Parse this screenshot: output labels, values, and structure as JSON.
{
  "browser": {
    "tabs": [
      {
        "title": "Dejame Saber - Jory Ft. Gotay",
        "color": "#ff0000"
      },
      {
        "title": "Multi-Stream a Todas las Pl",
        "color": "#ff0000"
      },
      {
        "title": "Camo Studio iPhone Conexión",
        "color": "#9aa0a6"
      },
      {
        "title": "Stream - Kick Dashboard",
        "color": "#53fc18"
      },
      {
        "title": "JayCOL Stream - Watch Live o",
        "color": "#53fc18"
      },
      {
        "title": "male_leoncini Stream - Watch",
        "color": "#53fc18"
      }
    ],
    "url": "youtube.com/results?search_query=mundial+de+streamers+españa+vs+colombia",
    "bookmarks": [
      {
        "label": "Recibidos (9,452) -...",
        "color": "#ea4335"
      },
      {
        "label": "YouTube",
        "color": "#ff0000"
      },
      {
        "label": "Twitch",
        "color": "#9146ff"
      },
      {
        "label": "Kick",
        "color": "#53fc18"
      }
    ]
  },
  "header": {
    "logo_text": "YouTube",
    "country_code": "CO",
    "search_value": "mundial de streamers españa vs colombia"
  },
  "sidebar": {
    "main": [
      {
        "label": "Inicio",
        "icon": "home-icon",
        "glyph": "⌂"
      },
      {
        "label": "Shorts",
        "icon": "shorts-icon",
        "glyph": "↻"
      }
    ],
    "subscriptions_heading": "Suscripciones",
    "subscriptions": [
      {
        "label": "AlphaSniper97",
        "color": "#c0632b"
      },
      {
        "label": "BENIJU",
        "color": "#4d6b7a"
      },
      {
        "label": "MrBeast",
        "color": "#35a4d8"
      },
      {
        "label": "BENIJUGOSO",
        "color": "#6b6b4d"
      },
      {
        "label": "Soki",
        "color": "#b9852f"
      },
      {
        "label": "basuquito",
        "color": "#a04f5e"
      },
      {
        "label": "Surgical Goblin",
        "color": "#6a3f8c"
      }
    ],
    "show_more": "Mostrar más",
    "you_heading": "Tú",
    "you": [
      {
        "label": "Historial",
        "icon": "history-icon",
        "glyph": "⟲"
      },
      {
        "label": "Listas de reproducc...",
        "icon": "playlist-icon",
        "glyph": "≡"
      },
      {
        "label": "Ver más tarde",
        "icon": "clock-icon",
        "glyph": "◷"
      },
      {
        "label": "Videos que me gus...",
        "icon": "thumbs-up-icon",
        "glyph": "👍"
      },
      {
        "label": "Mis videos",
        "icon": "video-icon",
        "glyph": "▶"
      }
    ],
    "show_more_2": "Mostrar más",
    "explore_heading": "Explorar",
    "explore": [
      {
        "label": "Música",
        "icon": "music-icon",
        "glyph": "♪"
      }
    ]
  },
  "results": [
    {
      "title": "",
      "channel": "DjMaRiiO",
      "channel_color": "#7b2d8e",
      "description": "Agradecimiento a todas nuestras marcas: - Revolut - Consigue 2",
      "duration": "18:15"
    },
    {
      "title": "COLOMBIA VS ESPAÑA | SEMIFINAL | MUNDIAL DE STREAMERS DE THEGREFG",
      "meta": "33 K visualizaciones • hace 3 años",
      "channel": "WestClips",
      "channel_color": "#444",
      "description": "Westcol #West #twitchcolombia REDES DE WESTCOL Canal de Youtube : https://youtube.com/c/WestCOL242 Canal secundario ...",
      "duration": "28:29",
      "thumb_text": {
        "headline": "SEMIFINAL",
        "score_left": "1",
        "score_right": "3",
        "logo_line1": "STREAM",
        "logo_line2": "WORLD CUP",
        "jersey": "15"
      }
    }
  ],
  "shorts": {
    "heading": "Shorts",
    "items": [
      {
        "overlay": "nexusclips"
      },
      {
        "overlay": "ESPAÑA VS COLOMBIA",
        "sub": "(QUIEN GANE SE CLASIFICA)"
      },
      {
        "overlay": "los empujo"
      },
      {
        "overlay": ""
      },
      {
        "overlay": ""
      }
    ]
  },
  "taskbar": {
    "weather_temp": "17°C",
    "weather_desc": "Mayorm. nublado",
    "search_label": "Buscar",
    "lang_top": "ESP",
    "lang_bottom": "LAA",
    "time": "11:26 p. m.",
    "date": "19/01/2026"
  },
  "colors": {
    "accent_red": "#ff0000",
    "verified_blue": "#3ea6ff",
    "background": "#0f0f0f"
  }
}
□ □ □
WHAT IS BEING ASKED — Type the material above out again, exactly.

SOLUTION TO THE EXERCISE —
Parse this screenshot: output labels, values, and structure as JSON.
{
  "browser": {
    "tabs": [
      {
        "title": "Dejame Saber - Jory Ft. Gotay",
        "color": "#ff0000"
      },
      {
        "title": "Multi-Stream a Todas las Pl",
        "color": "#ff0000"
      },
      {
        "title": "Camo Studio iPhone Conexión",
        "color": "#9aa0a6"
      },
      {
        "title": "Stream - Kick Dashboard",
        "color": "#53fc18"
      },
      {
        "title": "JayCOL Stream - Watch Live o",
        "color": "#53fc18"
      },
      {
        "title": "male_leoncini Stream - Watch",
        "color": "#53fc18"
      }
    ],
    "url": "youtube.com/results?search_query=mundial+de+streamers+españa+vs+colombia",
    "bookmarks": [
      {
        "label": "Recibidos (9,452) -...",
        "color": "#ea4335"
      },
      {
        "label": "YouTube",
        "color": "#ff0000"
      },
      {
        "label": "Twitch",
        "color": "#9146ff"
      },
      {
        "label": "Kick",
        "color": "#53fc18"
      }
    ]
  },
  "header": {
    "logo_text": "YouTube",
    "country_code": "CO",
    "search_value": "mundial de streamers españa vs colombia"
  },
  "sidebar": {
    "main": [
      {
        "label": "Inicio",
        "icon": "home-icon",
        "glyph": "⌂"
      },
      {
        "label": "Shorts",
        "icon": "shorts-icon",
        "glyph": "↻"
      }
    ],
    "subscriptions_heading": "Suscripciones",
    "subscriptions": [
      {
        "label": "AlphaSniper97",
        "color": "#c0632b"
      },
      {
        "label": "BENIJU",
        "color": "#4d6b7a"
      },
      {
        "label": "MrBeast",
        "color": "#35a4d8"
      },
      {
        "label": "BENIJUGOSO",
        "color": "#6b6b4d"
      },
      {
        "label": "Soki",
        "color": "#b9852f"
      },
      {
        "label": "basuquito",
        "color": "#a04f5e"
      },
      {
        "label": "Surgical Goblin",
        "color": "#6a3f8c"
      }
    ],
    "show_more": "Mostrar más",
    "you_heading": "Tú",
    "you": [
      {
        "label": "Historial",
        "icon": "history-icon",
        "glyph": "⟲"
      },
      {
        "label": "Listas de reproducc...",
        "icon": "playlist-icon",
        "glyph": "≡"
      },
      {
        "label": "Ver más tarde",
        "icon": "clock-icon",
        "glyph": "◷"
      },
      {
        "label": "Videos que me gus...",
        "icon": "thumbs-up-icon",
        "glyph": "👍"
      },
      {
        "label": "Mis videos",
        "icon": "video-icon",
        "glyph": "▶"
      }
    ],
    "show_more_2": "Mostrar más",
    "explore_heading": "Explorar",
    "explore": [
      {
        "label": "Música",
        "icon": "music-icon",
        "glyph": "♪"
      }
    ]
  },
  "results": [
    {
      "title": "",
      "channel": "DjMaRiiO",
      "channel_color": "#7b2d8e",
      "description": "Agradecimiento a todas nuestras marcas: - Revolut - Consigue 2",
      "duration": "18:15"
    },
    {
      "title": "COLOMBIA VS ESPAÑA | SEMIFINAL | MUNDIAL DE STREAMERS DE THEGREFG",
      "meta": "33 K visualizaciones • hace 3 años",
      "channel": "WestClips",
      "channel_color": "#444",
      "description": "Westcol #West #twitchcolombia REDES DE WESTCOL Canal de Youtube : https://youtube.com/c/WestCOL242 Canal secundario ...",
      "duration": "28:29",
      "thumb_text": {
        "headline": "SEMIFINAL",
        "score_left": "1",
        "score_right": "3",
        "logo_line1": "STREAM",
        "logo_line2": "WORLD CUP",
        "jersey": "15"
      }
    }
  ],
  "shorts": {
    "heading": "Shorts",
    "items": [
      {
        "overlay": "nexusclips"
      },
      {
        "overlay": "ESPAÑA VS COLOMBIA",
        "sub": "(QUIEN GANE SE CLASIFICA)"
      },
      {
        "overlay": "los empujo"
      },
      {
        "overlay": ""
      },
      {
        "overlay": ""
      }
    ]
  },
  "taskbar": {
    "weather_temp": "17°C",
    "weather_desc": "Mayorm. nublado",
    "search_label": "Buscar",
    "lang_top": "ESP",
    "lang_bottom": "LAA",
    "time": "11:26 p. m.",
    "date": "19/01/2026"
  },
  "colors": {
    "accent_red": "#ff0000",
    "verified_blue": "#3ea6ff",
    "background": "#0f0f0f"
  }
}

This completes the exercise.